What the exercise asks -
Output the full listing word for word.

Given information -

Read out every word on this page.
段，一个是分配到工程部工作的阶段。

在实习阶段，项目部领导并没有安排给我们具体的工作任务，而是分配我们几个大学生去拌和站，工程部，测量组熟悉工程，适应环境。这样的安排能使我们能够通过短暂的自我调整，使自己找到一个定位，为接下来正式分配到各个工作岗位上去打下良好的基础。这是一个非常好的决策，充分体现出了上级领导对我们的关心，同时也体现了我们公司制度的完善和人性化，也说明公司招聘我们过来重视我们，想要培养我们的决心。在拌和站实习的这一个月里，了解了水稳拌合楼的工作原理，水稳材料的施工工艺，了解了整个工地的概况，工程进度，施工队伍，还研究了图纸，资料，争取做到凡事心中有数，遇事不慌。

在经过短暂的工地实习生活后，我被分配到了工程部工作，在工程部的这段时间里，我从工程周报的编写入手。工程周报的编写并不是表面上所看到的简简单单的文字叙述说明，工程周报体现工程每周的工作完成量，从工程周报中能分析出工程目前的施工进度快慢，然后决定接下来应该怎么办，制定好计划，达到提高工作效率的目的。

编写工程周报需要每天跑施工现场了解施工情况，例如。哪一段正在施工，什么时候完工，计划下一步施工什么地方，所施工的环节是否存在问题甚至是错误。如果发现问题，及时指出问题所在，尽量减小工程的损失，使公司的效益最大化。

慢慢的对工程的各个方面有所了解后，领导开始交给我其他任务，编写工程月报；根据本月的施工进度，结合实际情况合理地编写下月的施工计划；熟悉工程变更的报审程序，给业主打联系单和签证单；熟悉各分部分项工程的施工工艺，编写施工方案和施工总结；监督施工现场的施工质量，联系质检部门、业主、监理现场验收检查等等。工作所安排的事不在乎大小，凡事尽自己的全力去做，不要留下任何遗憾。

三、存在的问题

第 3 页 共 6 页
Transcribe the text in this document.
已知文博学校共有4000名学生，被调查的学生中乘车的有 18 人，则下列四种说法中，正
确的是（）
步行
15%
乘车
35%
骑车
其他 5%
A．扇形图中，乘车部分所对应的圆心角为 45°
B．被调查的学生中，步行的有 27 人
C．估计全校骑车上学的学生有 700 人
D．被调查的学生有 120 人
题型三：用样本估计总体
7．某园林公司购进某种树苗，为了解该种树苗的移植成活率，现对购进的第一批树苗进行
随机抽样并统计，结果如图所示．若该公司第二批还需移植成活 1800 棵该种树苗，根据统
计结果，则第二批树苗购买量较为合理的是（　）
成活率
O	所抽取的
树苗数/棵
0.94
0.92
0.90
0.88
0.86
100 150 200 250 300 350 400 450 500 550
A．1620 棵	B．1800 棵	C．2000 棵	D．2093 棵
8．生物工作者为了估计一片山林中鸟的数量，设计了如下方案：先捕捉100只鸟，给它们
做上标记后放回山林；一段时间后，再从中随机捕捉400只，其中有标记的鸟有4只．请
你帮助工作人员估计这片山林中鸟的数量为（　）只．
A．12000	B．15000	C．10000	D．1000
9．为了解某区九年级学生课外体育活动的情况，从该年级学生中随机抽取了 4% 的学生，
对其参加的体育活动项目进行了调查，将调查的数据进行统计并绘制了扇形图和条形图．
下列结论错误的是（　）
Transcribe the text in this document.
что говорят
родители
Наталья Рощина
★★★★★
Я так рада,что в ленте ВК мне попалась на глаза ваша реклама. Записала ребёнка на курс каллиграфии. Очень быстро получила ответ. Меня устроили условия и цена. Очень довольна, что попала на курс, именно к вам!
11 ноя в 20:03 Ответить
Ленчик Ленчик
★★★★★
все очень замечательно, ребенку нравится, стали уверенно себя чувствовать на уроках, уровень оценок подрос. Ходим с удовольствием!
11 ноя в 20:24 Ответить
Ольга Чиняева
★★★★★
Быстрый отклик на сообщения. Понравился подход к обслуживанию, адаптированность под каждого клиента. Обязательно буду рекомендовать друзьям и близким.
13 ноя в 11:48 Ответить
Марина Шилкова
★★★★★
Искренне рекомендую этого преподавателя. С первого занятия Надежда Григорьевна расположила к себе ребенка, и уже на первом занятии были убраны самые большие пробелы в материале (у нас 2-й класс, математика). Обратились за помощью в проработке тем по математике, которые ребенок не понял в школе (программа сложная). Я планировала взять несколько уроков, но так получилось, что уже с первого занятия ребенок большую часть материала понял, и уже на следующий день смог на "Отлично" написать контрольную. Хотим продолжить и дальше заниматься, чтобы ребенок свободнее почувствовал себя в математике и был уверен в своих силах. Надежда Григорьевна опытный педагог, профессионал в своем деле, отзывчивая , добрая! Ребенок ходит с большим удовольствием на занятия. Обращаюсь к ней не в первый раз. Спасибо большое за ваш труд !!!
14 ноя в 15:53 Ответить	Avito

Correct response -
Read out every word on this page.
段，一个是分配到工程部工作的阶段。

在实习阶段，项目部领导并没有安排给我们具体的工作任务，而是分配我们几个大学生去拌和站，工程部，测量组熟悉工程，适应环境。这样的安排能使我们能够通过短暂的自我调整，使自己找到一个定位，为接下来正式分配到各个工作岗位上去打下良好的基础。这是一个非常好的决策，充分体现出了上级领导对我们的关心，同时也体现了我们公司制度的完善和人性化，也说明公司招聘我们过来重视我们，想要培养我们的决心。在拌和站实习的这一个月里，了解了水稳拌合楼的工作原理，水稳材料的施工工艺，了解了整个工地的概况，工程进度，施工队伍，还研究了图纸，资料，争取做到凡事心中有数，遇事不慌。

在经过短暂的工地实习生活后，我被分配到了工程部工作，在工程部的这段时间里，我从工程周报的编写入手。工程周报的编写并不是表面上所看到的简简单单的文字叙述说明，工程周报体现工程每周的工作完成量，从工程周报中能分析出工程目前的施工进度快慢，然后决定接下来应该怎么办，制定好计划，达到提高工作效率的目的。

编写工程周报需要每天跑施工现场了解施工情况，例如。哪一段正在施工，什么时候完工，计划下一步施工什么地方，所施工的环节是否存在问题甚至是错误。如果发现问题，及时指出问题所在，尽量减小工程的损失，使公司的效益最大化。

慢慢的对工程的各个方面有所了解后，领导开始交给我其他任务，编写工程月报；根据本月的施工进度，结合实际情况合理地编写下月的施工计划；熟悉工程变更的报审程序，给业主打联系单和签证单；熟悉各分部分项工程的施工工艺，编写施工方案和施工总结；监督施工现场的施工质量，联系质检部门、业主、监理现场验收检查等等。工作所安排的事不在乎大小，凡事尽自己的全力去做，不要留下任何遗憾。

三、存在的问题

第 3 页 共 6 页
Transcribe the text in this document.
已知文博学校共有4000名学生，被调查的学生中乘车的有 18 人，则下列四种说法中，正
确的是（）
步行
15%
乘车
35%
骑车
其他 5%
A．扇形图中，乘车部分所对应的圆心角为 45°
B．被调查的学生中，步行的有 27 人
C．估计全校骑车上学的学生有 700 人
D．被调查的学生有 120 人
题型三：用样本估计总体
7．某园林公司购进某种树苗，为了解该种树苗的移植成活率，现对购进的第一批树苗进行
随机抽样并统计，结果如图所示．若该公司第二批还需移植成活 1800 棵该种树苗，根据统
计结果，则第二批树苗购买量较为合理的是（　）
成活率
O	所抽取的
树苗数/棵
0.94
0.92
0.90
0.88
0.86
100 150 200 250 300 350 400 450 500 550
A．1620 棵	B．1800 棵	C．2000 棵	D．2093 棵
8．生物工作者为了估计一片山林中鸟的数量，设计了如下方案：先捕捉100只鸟，给它们
做上标记后放回山林；一段时间后，再从中随机捕捉400只，其中有标记的鸟有4只．请
你帮助工作人员估计这片山林中鸟的数量为（　）只．
A．12000	B．15000	C．10000	D．1000
9．为了解某区九年级学生课外体育活动的情况，从该年级学生中随机抽取了 4% 的学生，
对其参加的体育活动项目进行了调查，将调查的数据进行统计并绘制了扇形图和条形图．
下列结论错误的是（　）
Transcribe the text in this document.
что говорят
родители
Наталья Рощина
★★★★★
Я так рада,что в ленте ВК мне попалась на глаза ваша реклама. Записала ребёнка на курс каллиграфии. Очень быстро получила ответ. Меня устроили условия и цена. Очень довольна, что попала на курс, именно к вам!
11 ноя в 20:03 Ответить
Ленчик Ленчик
★★★★★
все очень замечательно, ребенку нравится, стали уверенно себя чувствовать на уроках, уровень оценок подрос. Ходим с удовольствием!
11 ноя в 20:24 Ответить
Ольга Чиняева
★★★★★
Быстрый отклик на сообщения. Понравился подход к обслуживанию, адаптированность под каждого клиента. Обязательно буду рекомендовать друзьям и близким.
13 ноя в 11:48 Ответить
Марина Шилкова
★★★★★
Искренне рекомендую этого преподавателя. С первого занятия Надежда Григорьевна расположила к себе ребенка, и уже на первом занятии были убраны самые большие пробелы в материале (у нас 2-й класс, математика). Обратились за помощью в проработке тем по математике, которые ребенок не понял в школе (программа сложная). Я планировала взять несколько уроков, но так получилось, что уже с первого занятия ребенок большую часть материала понял, и уже на следующий день смог на "Отлично" написать контрольную. Хотим продолжить и дальше заниматься, чтобы ребенок свободнее почувствовал себя в математике и был уверен в своих силах. Надежда Григорьевна опытный педагог, профессионал в своем деле, отзывчивая , добрая! Ребенок ходит с большим удовольствием на занятия. Обращаюсь к ней не в первый раз. Спасибо большое за ваш труд !!!
14 ноя в 15:53 Ответить	Avito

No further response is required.